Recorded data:
----------------

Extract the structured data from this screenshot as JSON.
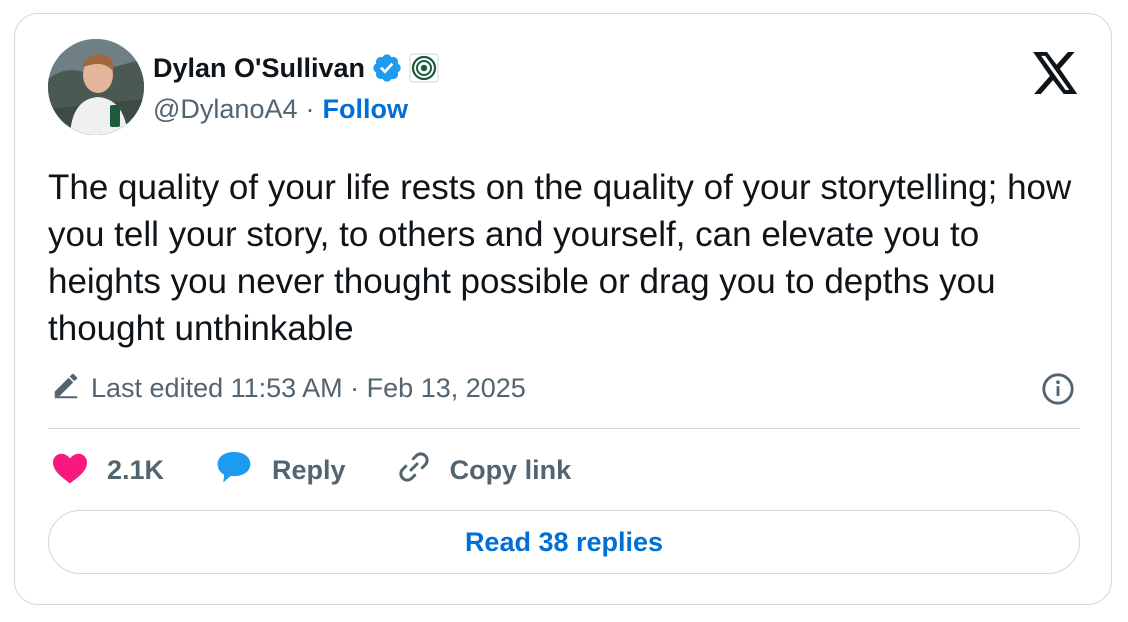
{
  "author": {
    "name": "Dylan O'Sullivan",
    "handle": "@DylanoA4",
    "separator": "·",
    "follow_label": "Follow"
  },
  "tweet": {
    "text": "The quality of your life rests on the quality of your storytelling; how you tell your story, to others and yourself, can elevate you to heights you never thought possible or drag you to depths you thought unthinkable",
    "edited_label": "Last edited 11:53 AM · Feb 13, 2025"
  },
  "actions": {
    "like_count": "2.1K",
    "reply_label": "Reply",
    "copy_link_label": "Copy link"
  },
  "read_replies_label": "Read 38 replies",
  "colors": {
    "accent": "#006fd6",
    "verified": "#1d9bf0",
    "like": "#f91880",
    "text": "#0f1419",
    "muted": "#536471",
    "border": "#cfd9de"
  },
  "icons": [
    "verified-badge-icon",
    "affiliate-badge-icon",
    "x-logo-icon",
    "pencil-icon",
    "info-icon",
    "heart-icon",
    "speech-bubble-icon",
    "link-icon"
  ]
}
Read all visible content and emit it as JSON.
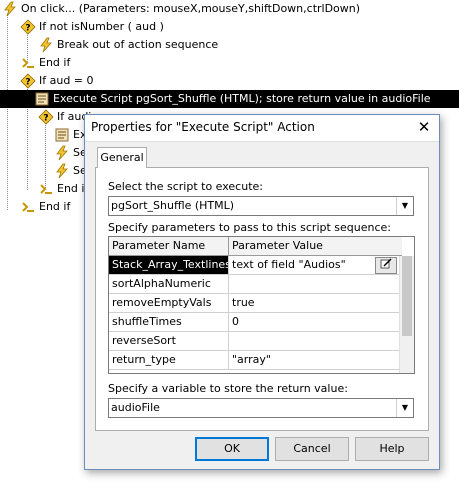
{
  "tree": {
    "rows": [
      {
        "text": "On click... (Parameters: mouseX,mouseY,shiftDown,ctrlDown)",
        "icon": "lightning-icon"
      },
      {
        "text": "If not isNumber ( aud )",
        "icon": "diamond-question-icon"
      },
      {
        "text": "Break out of action sequence",
        "icon": "lightning-icon"
      },
      {
        "text": "End if",
        "icon": "end-if-icon"
      },
      {
        "text": "If aud = 0",
        "icon": "diamond-question-icon"
      },
      {
        "text": "Execute Script pgSort_Shuffle (HTML); store return value in audioFile",
        "icon": "script-scroll-icon"
      },
      {
        "text": "If audio",
        "icon": "diamond-question-icon"
      },
      {
        "text": "Exe",
        "icon": "script-scroll-icon"
      },
      {
        "text": "Set",
        "icon": "lightning-icon"
      },
      {
        "text": "Set",
        "icon": "lightning-icon"
      },
      {
        "text": "End if",
        "icon": "end-if-icon"
      },
      {
        "text": "End if",
        "icon": "end-if-icon"
      }
    ]
  },
  "dialog": {
    "title": "Properties for \"Execute Script\" Action",
    "close_glyph": "✕",
    "tab_general": "General",
    "script_label": "Select the script to execute:",
    "script_value": "pgSort_Shuffle (HTML)",
    "params_label": "Specify parameters to pass to this script sequence:",
    "col_name": "Parameter Name",
    "col_value": "Parameter Value",
    "params": [
      {
        "name": "Stack_Array_Textlines",
        "value": "text of field \"Audios\""
      },
      {
        "name": "sortAlphaNumeric",
        "value": ""
      },
      {
        "name": "removeEmptyVals",
        "value": "true"
      },
      {
        "name": "shuffleTimes",
        "value": "0"
      },
      {
        "name": "reverseSort",
        "value": ""
      },
      {
        "name": "return_type",
        "value": "\"array\""
      }
    ],
    "variable_label": "Specify a variable to store the return value:",
    "variable_value": "audioFile",
    "ok": "OK",
    "cancel": "Cancel",
    "help": "Help"
  }
}
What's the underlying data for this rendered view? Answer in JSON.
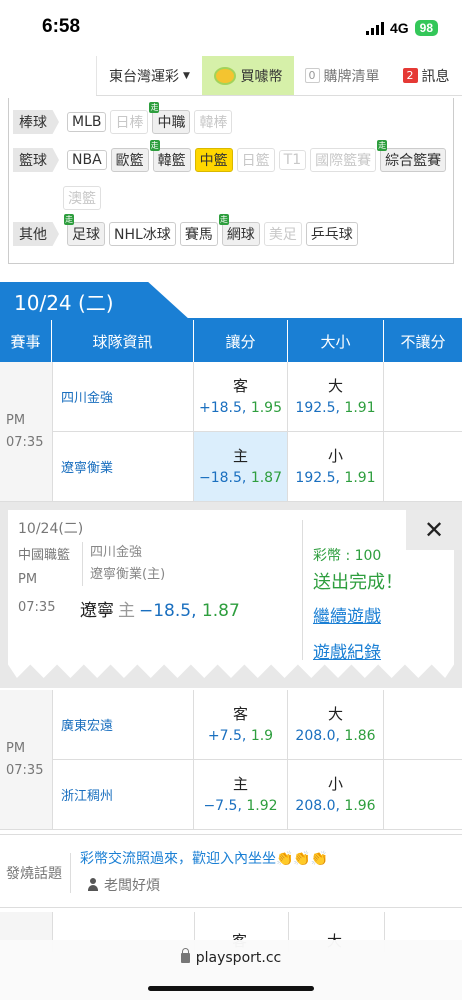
{
  "status_bar": {
    "time": "6:58",
    "network": "4G",
    "battery": "98"
  },
  "top_nav": {
    "lottery_label": "東台灣運彩",
    "buy_label": "買噱幣",
    "cart_count": "0",
    "cart_label": "購牌清單",
    "message_count": "2",
    "message_label": "訊息"
  },
  "filters": {
    "baseball": {
      "label": "棒球",
      "items": [
        {
          "label": "MLB",
          "state": "normal",
          "tag": ""
        },
        {
          "label": "日棒",
          "state": "off",
          "tag": ""
        },
        {
          "label": "中職",
          "state": "walk",
          "tag": "走"
        },
        {
          "label": "韓棒",
          "state": "off",
          "tag": ""
        }
      ]
    },
    "basketball": {
      "label": "籃球",
      "items": [
        {
          "label": "NBA",
          "state": "normal",
          "tag": ""
        },
        {
          "label": "歐籃",
          "state": "walk",
          "tag": ""
        },
        {
          "label": "韓籃",
          "state": "walk",
          "tag": "走"
        },
        {
          "label": "中籃",
          "state": "sel",
          "tag": ""
        },
        {
          "label": "日籃",
          "state": "off",
          "tag": ""
        },
        {
          "label": "T1",
          "state": "off",
          "tag": ""
        },
        {
          "label": "國際籃賽",
          "state": "off",
          "tag": ""
        },
        {
          "label": "綜合籃賽",
          "state": "walk",
          "tag": "走"
        },
        {
          "label": "澳籃",
          "state": "off",
          "tag": ""
        }
      ]
    },
    "other": {
      "label": "其他",
      "items": [
        {
          "label": "足球",
          "state": "walk",
          "tag": "走"
        },
        {
          "label": "NHL冰球",
          "state": "normal",
          "tag": ""
        },
        {
          "label": "賽馬",
          "state": "normal",
          "tag": ""
        },
        {
          "label": "網球",
          "state": "walk",
          "tag": "走"
        },
        {
          "label": "美足",
          "state": "off",
          "tag": ""
        },
        {
          "label": "乒乓球",
          "state": "normal",
          "tag": ""
        }
      ]
    }
  },
  "date_tab": "10/24 (二)",
  "table_header": {
    "event": "賽事",
    "team_info": "球隊資訊",
    "spread": "讓分",
    "total": "大小",
    "moneyline": "不讓分"
  },
  "games": [
    {
      "ampm": "PM",
      "time": "07:35",
      "away": {
        "team": "四川金強",
        "spread_key": "客",
        "spread_line": "+18.5",
        "spread_odds": "1.95",
        "total_key": "大",
        "total_line": "192.5",
        "total_odds": "1.91"
      },
      "home": {
        "team": "遼寧衡業",
        "spread_key": "主",
        "spread_line": "−18.5",
        "spread_odds": "1.87",
        "total_key": "小",
        "total_line": "192.5",
        "total_odds": "1.91"
      }
    },
    {
      "ampm": "PM",
      "time": "07:35",
      "away": {
        "team": "廣東宏遠",
        "spread_key": "客",
        "spread_line": "+7.5",
        "spread_odds": "1.9",
        "total_key": "大",
        "total_line": "208.0",
        "total_odds": "1.86"
      },
      "home": {
        "team": "浙江稠州",
        "spread_key": "主",
        "spread_line": "−7.5",
        "spread_odds": "1.92",
        "total_key": "小",
        "total_line": "208.0",
        "total_odds": "1.96"
      }
    }
  ],
  "popup": {
    "date": "10/24(二)",
    "league": "中國職籃",
    "ampm": "PM",
    "time": "07:35",
    "team_away": "四川金強",
    "team_home": "遼寧衡業(主)",
    "pick_team": "遼寧",
    "pick_side": "主",
    "pick_line": "−18.5,",
    "pick_odds": "1.87",
    "coins": "彩幣 : 100",
    "status": "送出完成！",
    "continue_link": "繼續遊戲",
    "history_link": "遊戲紀錄",
    "close": "✕"
  },
  "chat": {
    "label": "發燒話題",
    "message": "彩幣交流照過來，歡迎入內坐坐👏👏👏",
    "user": "老闆好煩"
  },
  "partial_row": {
    "away_key": "客",
    "total_key": "大"
  },
  "browser": {
    "url": "playsport.cc"
  }
}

----------------

» **Exercise requirements**
Repeat the records above exactly, leaving out the pictures.

» **Response to this exercise**
Extract the structured data from this screenshot as JSON.
{
  "author": {
    "name": "Dylan O'Sullivan",
    "handle": "@DylanoA4",
    "separator": "·",
    "follow_label": "Follow"
  },
  "tweet": {
    "text": "The quality of your life rests on the quality of your storytelling; how you tell your story, to others and yourself, can elevate you to heights you never thought possible or drag you to depths you thought unthinkable",
    "edited_label": "Last edited 11:53 AM · Feb 13, 2025"
  },
  "actions": {
    "like_count": "2.1K",
    "reply_label": "Reply",
    "copy_link_label": "Copy link"
  },
  "read_replies_label": "Read 38 replies",
  "colors": {
    "accent": "#006fd6",
    "verified": "#1d9bf0",
    "like": "#f91880",
    "text": "#0f1419",
    "muted": "#536471",
    "border": "#cfd9de"
  },
  "icons": [
    "verified-badge-icon",
    "affiliate-badge-icon",
    "x-logo-icon",
    "pencil-icon",
    "info-icon",
    "heart-icon",
    "speech-bubble-icon",
    "link-icon"
  ]
}
Read all visible content and emit it as JSON.
{
  "tree": {
    "rows": [
      {
        "text": "On click... (Parameters: mouseX,mouseY,shiftDown,ctrlDown)",
        "icon": "lightning-icon"
      },
      {
        "text": "If not isNumber ( aud )",
        "icon": "diamond-question-icon"
      },
      {
        "text": "Break out of action sequence",
        "icon": "lightning-icon"
      },
      {
        "text": "End if",
        "icon": "end-if-icon"
      },
      {
        "text": "If aud = 0",
        "icon": "diamond-question-icon"
      },
      {
        "text": "Execute Script pgSort_Shuffle (HTML); store return value in audioFile",
        "icon": "script-scroll-icon"
      },
      {
        "text": "If audio",
        "icon": "diamond-question-icon"
      },
      {
        "text": "Exe",
        "icon": "script-scroll-icon"
      },
      {
        "text": "Set",
        "icon": "lightning-icon"
      },
      {
        "text": "Set",
        "icon": "lightning-icon"
      },
      {
        "text": "End if",
        "icon": "end-if-icon"
      },
      {
        "text": "End if",
        "icon": "end-if-icon"
      }
    ]
  },
  "dialog": {
    "title": "Properties for \"Execute Script\" Action",
    "close_glyph": "✕",
    "tab_general": "General",
    "script_label": "Select the script to execute:",
    "script_value": "pgSort_Shuffle (HTML)",
    "params_label": "Specify parameters to pass to this script sequence:",
    "col_name": "Parameter Name",
    "col_value": "Parameter Value",
    "params": [
      {
        "name": "Stack_Array_Textlines",
        "value": "text of field \"Audios\""
      },
      {
        "name": "sortAlphaNumeric",
        "value": ""
      },
      {
        "name": "removeEmptyVals",
        "value": "true"
      },
      {
        "name": "shuffleTimes",
        "value": "0"
      },
      {
        "name": "reverseSort",
        "value": ""
      },
      {
        "name": "return_type",
        "value": "\"array\""
      }
    ],
    "variable_label": "Specify a variable to store the return value:",
    "variable_value": "audioFile",
    "ok": "OK",
    "cancel": "Cancel",
    "help": "Help"
  }
}
What's the underlying data for this rendered view? Answer in JSON.
{
  "status_bar": {
    "time": "6:58",
    "network": "4G",
    "battery": "98"
  },
  "top_nav": {
    "lottery_label": "東台灣運彩",
    "buy_label": "買噱幣",
    "cart_count": "0",
    "cart_label": "購牌清單",
    "message_count": "2",
    "message_label": "訊息"
  },
  "filters": {
    "baseball": {
      "label": "棒球",
      "items": [
        {
          "label": "MLB",
          "state": "normal",
          "tag": ""
        },
        {
          "label": "日棒",
          "state": "off",
          "tag": ""
        },
        {
          "label": "中職",
          "state": "walk",
          "tag": "走"
        },
        {
          "label": "韓棒",
          "state": "off",
          "tag": ""
        }
      ]
    },
    "basketball": {
      "label": "籃球",
      "items": [
        {
          "label": "NBA",
          "state": "normal",
          "tag": ""
        },
        {
          "label": "歐籃",
          "state": "walk",
          "tag": ""
        },
        {
          "label": "韓籃",
          "state": "walk",
          "tag": "走"
        },
        {
          "label": "中籃",
          "state": "sel",
          "tag": ""
        },
        {
          "label": "日籃",
          "state": "off",
          "tag": ""
        },
        {
          "label": "T1",
          "state": "off",
          "tag": ""
        },
        {
          "label": "國際籃賽",
          "state": "off",
          "tag": ""
        },
        {
          "label": "綜合籃賽",
          "state": "walk",
          "tag": "走"
        },
        {
          "label": "澳籃",
          "state": "off",
          "tag": ""
        }
      ]
    },
    "other": {
      "label": "其他",
      "items": [
        {
          "label": "足球",
          "state": "walk",
          "tag": "走"
        },
        {
          "label": "NHL冰球",
          "state": "normal",
          "tag": ""
        },
        {
          "label": "賽馬",
          "state": "normal",
          "tag": ""
        },
        {
          "label": "網球",
          "state": "walk",
          "tag": "走"
        },
        {
          "label": "美足",
          "state": "off",
          "tag": ""
        },
        {
          "label": "乒乓球",
          "state": "normal",
          "tag": ""
        }
      ]
    }
  },
  "date_tab": "10/24 (二)",
  "table_header": {
    "event": "賽事",
    "team_info": "球隊資訊",
    "spread": "讓分",
    "total": "大小",
    "moneyline": "不讓分"
  },
  "games": [
    {
      "ampm": "PM",
      "time": "07:35",
      "away": {
        "team": "四川金強",
        "spread_key": "客",
        "spread_line": "+18.5",
        "spread_odds": "1.95",
        "total_key": "大",
        "total_line": "192.5",
        "total_odds": "1.91"
      },
      "home": {
        "team": "遼寧衡業",
        "spread_key": "主",
        "spread_line": "−18.5",
        "spread_odds": "1.87",
        "total_key": "小",
        "total_line": "192.5",
        "total_odds": "1.91"
      }
    },
    {
      "ampm": "PM",
      "time": "07:35",
      "away": {
        "team": "廣東宏遠",
        "spread_key": "客",
        "spread_line": "+7.5",
        "spread_odds": "1.9",
        "total_key": "大",
        "total_line": "208.0",
        "total_odds": "1.86"
      },
      "home": {
        "team": "浙江稠州",
        "spread_key": "主",
        "spread_line": "−7.5",
        "spread_odds": "1.92",
        "total_key": "小",
        "total_line": "208.0",
        "total_odds": "1.96"
      }
    }
  ],
  "popup": {
    "date": "10/24(二)",
    "league": "中國職籃",
    "ampm": "PM",
    "time": "07:35",
    "team_away": "四川金強",
    "team_home": "遼寧衡業(主)",
    "pick_team": "遼寧",
    "pick_side": "主",
    "pick_line": "−18.5,",
    "pick_odds": "1.87",
    "coins": "彩幣 : 100",
    "status": "送出完成！",
    "continue_link": "繼續遊戲",
    "history_link": "遊戲紀錄",
    "close": "✕"
  },
  "chat": {
    "label": "發燒話題",
    "message": "彩幣交流照過來，歡迎入內坐坐👏👏👏",
    "user": "老闆好煩"
  },
  "partial_row": {
    "away_key": "客",
    "total_key": "大"
  },
  "browser": {
    "url": "playsport.cc"
  }
}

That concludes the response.